-- start GIVEN RECORDS --

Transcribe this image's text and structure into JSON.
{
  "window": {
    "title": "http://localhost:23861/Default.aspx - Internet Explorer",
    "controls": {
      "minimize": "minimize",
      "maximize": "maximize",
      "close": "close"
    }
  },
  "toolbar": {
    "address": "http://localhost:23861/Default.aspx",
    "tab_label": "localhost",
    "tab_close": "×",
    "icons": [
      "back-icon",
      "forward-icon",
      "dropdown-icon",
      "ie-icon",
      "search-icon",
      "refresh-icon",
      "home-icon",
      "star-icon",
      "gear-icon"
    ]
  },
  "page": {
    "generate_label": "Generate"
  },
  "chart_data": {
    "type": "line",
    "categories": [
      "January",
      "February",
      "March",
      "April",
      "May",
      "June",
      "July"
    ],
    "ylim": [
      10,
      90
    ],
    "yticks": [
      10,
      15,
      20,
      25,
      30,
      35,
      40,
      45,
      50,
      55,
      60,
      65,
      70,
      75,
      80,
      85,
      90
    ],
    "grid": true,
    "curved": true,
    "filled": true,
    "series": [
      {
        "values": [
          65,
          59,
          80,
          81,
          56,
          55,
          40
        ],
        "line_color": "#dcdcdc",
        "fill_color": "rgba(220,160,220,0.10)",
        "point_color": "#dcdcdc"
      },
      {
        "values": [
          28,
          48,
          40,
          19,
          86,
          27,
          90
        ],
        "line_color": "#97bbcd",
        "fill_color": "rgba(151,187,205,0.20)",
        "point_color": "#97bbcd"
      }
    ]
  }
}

-- end GIVEN RECORDS --

### EXERCISE
Filter the records above for lines containing the word "rgba", and copy those lines.

### RESPONSE FOR THIS EXERCISE
        "fill_color": "rgba(220,160,220,0.10)",
        "fill_color": "rgba(151,187,205,0.20)",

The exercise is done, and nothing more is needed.